== Data to use

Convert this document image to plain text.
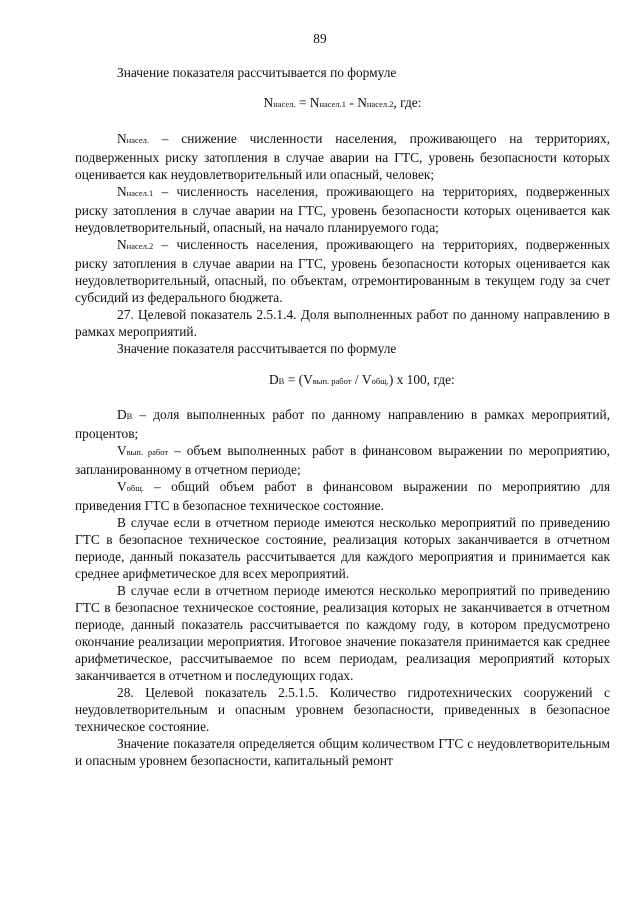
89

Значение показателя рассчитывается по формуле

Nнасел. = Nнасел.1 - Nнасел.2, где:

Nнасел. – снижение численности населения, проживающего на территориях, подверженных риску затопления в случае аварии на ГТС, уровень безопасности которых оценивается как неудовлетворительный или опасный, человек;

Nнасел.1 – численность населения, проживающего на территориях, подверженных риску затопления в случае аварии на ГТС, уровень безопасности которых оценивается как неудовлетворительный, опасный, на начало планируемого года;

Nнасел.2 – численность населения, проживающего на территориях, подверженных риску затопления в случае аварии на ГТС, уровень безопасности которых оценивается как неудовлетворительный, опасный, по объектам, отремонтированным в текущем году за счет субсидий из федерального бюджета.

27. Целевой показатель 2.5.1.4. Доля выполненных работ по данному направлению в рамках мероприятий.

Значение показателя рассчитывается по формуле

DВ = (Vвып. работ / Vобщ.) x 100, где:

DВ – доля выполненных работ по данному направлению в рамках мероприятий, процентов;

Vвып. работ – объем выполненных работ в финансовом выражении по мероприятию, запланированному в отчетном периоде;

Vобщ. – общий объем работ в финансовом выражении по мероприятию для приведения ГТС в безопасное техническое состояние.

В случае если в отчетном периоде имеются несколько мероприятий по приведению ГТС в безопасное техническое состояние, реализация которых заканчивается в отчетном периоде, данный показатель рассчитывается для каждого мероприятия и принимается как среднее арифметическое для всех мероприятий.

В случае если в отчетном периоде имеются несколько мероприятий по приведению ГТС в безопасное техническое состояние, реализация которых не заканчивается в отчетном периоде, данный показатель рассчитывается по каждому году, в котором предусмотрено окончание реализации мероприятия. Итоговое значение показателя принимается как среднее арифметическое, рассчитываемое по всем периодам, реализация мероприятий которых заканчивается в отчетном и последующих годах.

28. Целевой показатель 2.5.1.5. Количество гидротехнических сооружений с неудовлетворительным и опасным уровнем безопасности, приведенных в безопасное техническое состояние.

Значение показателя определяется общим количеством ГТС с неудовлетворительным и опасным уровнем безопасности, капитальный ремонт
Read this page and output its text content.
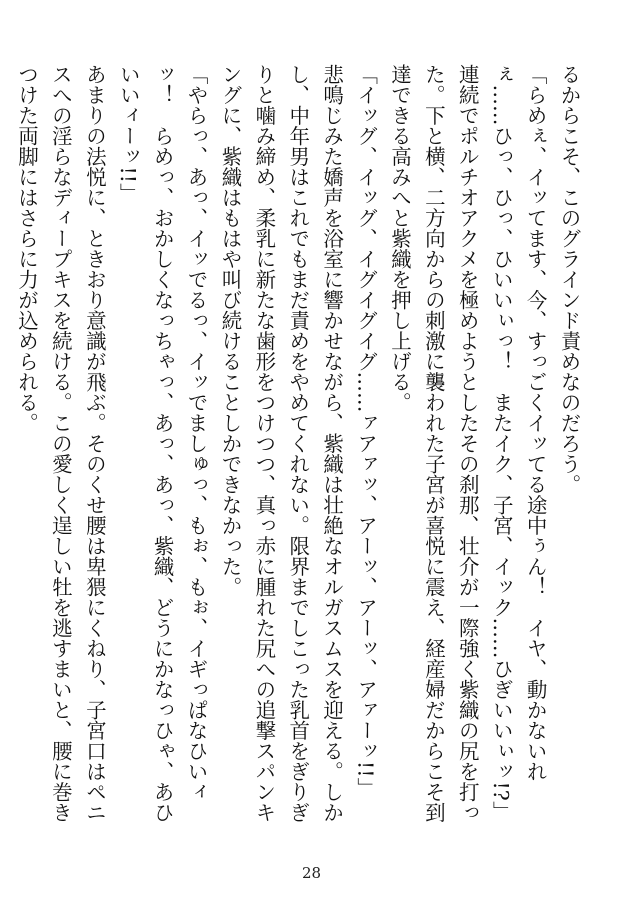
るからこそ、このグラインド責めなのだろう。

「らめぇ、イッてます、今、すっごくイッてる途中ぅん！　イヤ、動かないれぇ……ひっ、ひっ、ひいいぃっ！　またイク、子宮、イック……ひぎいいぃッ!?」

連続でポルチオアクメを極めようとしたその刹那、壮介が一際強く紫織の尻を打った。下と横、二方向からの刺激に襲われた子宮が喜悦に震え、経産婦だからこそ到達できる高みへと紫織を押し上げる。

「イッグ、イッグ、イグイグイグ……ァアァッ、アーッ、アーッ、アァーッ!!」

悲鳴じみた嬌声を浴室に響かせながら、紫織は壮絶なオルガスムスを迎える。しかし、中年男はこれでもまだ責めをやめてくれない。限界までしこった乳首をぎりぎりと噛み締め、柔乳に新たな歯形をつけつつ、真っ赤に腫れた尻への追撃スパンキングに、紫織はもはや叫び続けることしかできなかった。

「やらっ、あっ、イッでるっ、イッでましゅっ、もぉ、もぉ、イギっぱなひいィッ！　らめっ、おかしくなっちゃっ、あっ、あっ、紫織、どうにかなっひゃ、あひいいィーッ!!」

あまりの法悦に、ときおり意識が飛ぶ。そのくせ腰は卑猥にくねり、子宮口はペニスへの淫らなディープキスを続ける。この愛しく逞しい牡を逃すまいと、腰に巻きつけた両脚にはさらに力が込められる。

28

====

| Task statement |
Repeat exactly the lines from the one containing "Read this page and output its text content." to the last line of the records above, including both, and leave out any pictures.

| Full answer |
Read this page and output its text content.
るからこそ、このグラインド責めなのだろう。

「らめぇ、イッてます、今、すっごくイッてる途中ぅん！　イヤ、動かないれぇ……ひっ、ひっ、ひいいぃっ！　またイク、子宮、イック……ひぎいいぃッ!?」

連続でポルチオアクメを極めようとしたその刹那、壮介が一際強く紫織の尻を打った。下と横、二方向からの刺激に襲われた子宮が喜悦に震え、経産婦だからこそ到達できる高みへと紫織を押し上げる。

「イッグ、イッグ、イグイグイグ……ァアァッ、アーッ、アーッ、アァーッ!!」

悲鳴じみた嬌声を浴室に響かせながら、紫織は壮絶なオルガスムスを迎える。しかし、中年男はこれでもまだ責めをやめてくれない。限界までしこった乳首をぎりぎりと噛み締め、柔乳に新たな歯形をつけつつ、真っ赤に腫れた尻への追撃スパンキングに、紫織はもはや叫び続けることしかできなかった。

「やらっ、あっ、イッでるっ、イッでましゅっ、もぉ、もぉ、イギっぱなひいィッ！　らめっ、おかしくなっちゃっ、あっ、あっ、紫織、どうにかなっひゃ、あひいいィーッ!!」

あまりの法悦に、ときおり意識が飛ぶ。そのくせ腰は卑猥にくねり、子宮口はペニスへの淫らなディープキスを続ける。この愛しく逞しい牡を逃すまいと、腰に巻きつけた両脚にはさらに力が込められる。

28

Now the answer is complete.